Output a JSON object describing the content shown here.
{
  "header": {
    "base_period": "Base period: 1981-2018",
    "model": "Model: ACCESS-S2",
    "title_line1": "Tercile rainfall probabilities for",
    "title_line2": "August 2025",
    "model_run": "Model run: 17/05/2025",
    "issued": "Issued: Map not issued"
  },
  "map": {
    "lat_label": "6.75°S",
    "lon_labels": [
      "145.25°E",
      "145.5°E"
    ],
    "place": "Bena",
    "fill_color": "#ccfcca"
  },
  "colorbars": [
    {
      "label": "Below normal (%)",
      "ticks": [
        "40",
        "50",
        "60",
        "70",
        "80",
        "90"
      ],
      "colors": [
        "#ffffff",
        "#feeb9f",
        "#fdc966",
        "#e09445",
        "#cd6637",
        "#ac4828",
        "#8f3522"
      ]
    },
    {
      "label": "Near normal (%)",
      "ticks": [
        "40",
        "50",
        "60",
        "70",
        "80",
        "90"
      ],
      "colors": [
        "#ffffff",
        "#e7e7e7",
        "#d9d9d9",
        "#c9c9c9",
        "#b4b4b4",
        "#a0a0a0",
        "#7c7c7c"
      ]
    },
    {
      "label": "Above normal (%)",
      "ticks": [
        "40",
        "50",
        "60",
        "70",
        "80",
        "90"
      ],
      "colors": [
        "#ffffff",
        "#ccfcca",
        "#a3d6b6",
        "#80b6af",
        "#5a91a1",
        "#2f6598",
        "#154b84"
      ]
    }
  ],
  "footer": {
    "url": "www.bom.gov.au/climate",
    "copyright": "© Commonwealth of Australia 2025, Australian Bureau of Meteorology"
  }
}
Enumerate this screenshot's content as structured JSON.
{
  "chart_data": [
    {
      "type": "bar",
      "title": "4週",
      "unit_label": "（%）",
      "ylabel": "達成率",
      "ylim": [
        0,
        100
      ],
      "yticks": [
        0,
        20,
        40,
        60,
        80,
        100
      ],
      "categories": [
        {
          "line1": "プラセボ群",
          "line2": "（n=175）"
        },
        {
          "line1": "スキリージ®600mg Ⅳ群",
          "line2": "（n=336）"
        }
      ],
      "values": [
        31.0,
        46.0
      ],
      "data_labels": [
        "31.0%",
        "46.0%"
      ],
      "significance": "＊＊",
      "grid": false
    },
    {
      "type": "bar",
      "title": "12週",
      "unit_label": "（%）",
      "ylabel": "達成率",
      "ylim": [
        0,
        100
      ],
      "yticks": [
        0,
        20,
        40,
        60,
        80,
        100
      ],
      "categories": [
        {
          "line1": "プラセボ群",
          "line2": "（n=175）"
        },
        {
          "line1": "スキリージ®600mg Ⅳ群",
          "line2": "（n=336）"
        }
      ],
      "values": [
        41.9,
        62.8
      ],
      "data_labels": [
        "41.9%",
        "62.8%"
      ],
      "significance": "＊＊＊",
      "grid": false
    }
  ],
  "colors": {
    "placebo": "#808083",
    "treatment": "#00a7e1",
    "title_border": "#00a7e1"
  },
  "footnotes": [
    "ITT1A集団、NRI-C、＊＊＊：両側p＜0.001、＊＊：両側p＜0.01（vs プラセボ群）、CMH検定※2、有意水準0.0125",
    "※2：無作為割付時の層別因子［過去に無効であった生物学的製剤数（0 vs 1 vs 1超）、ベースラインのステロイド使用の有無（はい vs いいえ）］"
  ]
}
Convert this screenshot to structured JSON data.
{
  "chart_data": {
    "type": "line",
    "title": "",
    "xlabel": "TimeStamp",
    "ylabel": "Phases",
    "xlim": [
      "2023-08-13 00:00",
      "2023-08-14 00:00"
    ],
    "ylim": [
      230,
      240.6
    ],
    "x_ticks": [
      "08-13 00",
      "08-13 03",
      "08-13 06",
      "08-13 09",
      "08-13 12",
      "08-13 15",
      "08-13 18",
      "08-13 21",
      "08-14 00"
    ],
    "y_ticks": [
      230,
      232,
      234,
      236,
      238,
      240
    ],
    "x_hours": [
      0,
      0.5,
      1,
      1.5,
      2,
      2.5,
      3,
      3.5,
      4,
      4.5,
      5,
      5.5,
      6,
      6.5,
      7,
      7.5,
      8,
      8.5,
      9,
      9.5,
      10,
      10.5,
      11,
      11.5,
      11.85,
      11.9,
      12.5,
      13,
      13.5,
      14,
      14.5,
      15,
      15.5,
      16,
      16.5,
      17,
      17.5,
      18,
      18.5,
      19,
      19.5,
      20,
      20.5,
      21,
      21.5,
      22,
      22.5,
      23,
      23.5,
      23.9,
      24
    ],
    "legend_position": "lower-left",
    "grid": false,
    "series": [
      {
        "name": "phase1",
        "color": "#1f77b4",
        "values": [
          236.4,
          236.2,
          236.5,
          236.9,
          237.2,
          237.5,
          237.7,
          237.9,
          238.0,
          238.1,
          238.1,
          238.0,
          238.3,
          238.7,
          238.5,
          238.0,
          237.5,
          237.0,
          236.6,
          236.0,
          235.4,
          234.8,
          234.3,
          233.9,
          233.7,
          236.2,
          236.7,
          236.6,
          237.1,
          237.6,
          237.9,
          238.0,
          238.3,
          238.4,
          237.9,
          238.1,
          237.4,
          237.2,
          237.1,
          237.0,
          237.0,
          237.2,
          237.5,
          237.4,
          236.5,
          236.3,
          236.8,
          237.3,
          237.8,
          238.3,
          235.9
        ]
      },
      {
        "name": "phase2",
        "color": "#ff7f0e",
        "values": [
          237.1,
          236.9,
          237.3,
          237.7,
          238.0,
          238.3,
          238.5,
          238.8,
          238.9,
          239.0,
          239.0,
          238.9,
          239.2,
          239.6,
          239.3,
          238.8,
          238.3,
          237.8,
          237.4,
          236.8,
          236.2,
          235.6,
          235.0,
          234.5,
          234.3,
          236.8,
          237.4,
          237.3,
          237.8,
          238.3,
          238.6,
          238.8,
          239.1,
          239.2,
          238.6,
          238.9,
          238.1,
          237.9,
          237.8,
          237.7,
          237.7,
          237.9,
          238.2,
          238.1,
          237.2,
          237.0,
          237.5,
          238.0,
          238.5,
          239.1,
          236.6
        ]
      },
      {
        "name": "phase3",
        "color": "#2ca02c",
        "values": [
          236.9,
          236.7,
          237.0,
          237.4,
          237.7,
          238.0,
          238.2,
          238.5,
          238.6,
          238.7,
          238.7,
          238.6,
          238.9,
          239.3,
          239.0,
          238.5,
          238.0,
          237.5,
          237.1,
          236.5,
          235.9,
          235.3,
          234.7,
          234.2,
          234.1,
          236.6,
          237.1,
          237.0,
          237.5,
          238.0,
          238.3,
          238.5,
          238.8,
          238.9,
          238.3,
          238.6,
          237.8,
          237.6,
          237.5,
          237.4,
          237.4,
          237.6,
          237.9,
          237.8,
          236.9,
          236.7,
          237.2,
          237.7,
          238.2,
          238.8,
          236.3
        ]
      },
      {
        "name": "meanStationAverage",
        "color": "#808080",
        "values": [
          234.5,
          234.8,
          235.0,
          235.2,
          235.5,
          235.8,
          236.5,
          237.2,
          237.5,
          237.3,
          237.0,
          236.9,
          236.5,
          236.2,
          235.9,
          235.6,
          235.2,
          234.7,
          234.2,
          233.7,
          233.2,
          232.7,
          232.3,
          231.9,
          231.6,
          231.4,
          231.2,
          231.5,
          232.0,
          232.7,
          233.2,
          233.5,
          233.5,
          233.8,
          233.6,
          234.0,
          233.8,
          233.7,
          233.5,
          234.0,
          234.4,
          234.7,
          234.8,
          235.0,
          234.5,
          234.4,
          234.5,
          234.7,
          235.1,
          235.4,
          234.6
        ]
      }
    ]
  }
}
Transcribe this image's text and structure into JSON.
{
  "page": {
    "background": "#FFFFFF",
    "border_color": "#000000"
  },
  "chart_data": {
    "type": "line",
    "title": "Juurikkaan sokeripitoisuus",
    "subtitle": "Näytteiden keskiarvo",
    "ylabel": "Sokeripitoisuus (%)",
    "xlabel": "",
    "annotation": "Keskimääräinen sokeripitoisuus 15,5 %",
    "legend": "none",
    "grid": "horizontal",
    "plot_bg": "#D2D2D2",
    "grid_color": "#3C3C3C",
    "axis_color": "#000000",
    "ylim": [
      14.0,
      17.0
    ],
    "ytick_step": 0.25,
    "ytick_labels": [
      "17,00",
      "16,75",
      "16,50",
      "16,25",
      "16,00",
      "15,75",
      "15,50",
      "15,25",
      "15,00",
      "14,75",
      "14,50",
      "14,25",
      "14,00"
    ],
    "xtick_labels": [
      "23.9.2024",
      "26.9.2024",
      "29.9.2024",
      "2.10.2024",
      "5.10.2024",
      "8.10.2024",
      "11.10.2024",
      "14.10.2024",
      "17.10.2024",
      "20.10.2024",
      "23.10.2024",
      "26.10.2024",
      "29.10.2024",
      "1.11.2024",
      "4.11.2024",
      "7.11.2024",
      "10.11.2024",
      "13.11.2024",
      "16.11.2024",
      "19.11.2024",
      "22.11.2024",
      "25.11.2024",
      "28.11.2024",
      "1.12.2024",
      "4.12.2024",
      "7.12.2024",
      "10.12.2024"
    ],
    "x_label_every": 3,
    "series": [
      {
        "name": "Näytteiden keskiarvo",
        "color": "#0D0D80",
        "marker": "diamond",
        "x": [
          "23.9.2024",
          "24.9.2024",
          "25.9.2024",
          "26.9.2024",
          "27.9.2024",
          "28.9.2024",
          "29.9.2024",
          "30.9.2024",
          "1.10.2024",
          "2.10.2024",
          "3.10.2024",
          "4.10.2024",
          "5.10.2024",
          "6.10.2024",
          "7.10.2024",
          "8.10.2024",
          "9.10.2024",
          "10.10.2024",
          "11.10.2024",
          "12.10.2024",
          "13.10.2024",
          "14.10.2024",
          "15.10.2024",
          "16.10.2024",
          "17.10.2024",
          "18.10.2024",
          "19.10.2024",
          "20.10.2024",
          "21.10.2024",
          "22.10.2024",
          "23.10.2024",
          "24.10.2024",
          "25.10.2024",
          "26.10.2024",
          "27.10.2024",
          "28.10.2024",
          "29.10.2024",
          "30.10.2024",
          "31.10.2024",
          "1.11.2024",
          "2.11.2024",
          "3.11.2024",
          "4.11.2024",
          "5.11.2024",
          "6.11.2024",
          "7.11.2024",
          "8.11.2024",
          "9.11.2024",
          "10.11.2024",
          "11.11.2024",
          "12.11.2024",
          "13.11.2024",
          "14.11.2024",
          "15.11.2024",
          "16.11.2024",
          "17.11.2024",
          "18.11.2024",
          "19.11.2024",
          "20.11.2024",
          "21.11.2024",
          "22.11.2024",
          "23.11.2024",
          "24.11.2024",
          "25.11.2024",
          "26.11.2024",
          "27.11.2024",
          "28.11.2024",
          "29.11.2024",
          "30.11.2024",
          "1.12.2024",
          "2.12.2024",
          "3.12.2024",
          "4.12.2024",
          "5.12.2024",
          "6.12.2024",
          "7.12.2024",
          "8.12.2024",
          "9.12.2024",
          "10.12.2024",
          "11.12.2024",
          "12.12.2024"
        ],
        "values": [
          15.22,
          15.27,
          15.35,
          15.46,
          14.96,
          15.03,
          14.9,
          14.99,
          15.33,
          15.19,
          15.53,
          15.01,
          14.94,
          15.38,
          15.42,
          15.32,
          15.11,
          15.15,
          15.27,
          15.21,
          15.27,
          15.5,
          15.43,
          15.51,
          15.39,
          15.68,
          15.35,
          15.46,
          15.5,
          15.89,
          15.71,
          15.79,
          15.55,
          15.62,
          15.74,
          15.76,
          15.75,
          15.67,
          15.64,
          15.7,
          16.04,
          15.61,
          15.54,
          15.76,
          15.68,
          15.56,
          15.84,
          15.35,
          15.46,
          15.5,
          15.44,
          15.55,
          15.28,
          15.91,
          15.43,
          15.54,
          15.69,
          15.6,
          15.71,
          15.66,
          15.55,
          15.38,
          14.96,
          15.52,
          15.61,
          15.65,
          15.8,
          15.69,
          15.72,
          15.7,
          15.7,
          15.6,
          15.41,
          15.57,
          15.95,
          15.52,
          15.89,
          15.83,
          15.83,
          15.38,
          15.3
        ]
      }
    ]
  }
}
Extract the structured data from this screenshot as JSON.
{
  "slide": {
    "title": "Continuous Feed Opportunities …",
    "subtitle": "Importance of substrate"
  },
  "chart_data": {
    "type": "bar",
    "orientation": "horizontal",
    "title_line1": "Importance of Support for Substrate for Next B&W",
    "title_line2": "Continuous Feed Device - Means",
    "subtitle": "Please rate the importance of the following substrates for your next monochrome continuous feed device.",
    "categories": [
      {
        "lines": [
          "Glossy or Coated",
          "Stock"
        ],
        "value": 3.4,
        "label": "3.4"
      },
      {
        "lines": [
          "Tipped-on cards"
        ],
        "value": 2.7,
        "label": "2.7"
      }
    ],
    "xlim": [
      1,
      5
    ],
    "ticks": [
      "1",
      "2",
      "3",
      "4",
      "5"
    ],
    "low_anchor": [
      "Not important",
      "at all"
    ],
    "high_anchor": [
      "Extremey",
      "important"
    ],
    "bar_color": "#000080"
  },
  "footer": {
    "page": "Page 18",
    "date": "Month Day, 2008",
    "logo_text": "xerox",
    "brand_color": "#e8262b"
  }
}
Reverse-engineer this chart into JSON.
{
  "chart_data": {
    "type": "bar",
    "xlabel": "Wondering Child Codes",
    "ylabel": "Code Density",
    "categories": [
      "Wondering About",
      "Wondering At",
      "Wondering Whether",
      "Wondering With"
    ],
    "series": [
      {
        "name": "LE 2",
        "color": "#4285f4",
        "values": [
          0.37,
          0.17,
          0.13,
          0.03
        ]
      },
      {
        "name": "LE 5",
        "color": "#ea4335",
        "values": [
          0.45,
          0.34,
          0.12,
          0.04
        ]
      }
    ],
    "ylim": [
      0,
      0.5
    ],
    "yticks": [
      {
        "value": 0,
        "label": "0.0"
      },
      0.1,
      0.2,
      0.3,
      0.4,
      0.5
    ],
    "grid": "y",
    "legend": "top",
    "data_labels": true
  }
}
****
Task requirements |
Restate the final lines of the listing above word for word, beginning at the line that contains "Reverse-engineer this chart into JSON.".

Answer for this exercise |
Reverse-engineer this chart into JSON.
{
  "chart_data": {
    "type": "bar",
    "xlabel": "Wondering Child Codes",
    "ylabel": "Code Density",
    "categories": [
      "Wondering About",
      "Wondering At",
      "Wondering Whether",
      "Wondering With"
    ],
    "series": [
      {
        "name": "LE 2",
        "color": "#4285f4",
        "values": [
          0.37,
          0.17,
          0.13,
          0.03
        ]
      },
      {
        "name": "LE 5",
        "color": "#ea4335",
        "values": [
          0.45,
          0.34,
          0.12,
          0.04
        ]
      }
    ],
    "ylim": [
      0,
      0.5
    ],
    "yticks": [
      {
        "value": 0,
        "label": "0.0"
      },
      0.1,
      0.2,
      0.3,
      0.4,
      0.5
    ],
    "grid": "y",
    "legend": "top",
    "data_labels": true
  }
}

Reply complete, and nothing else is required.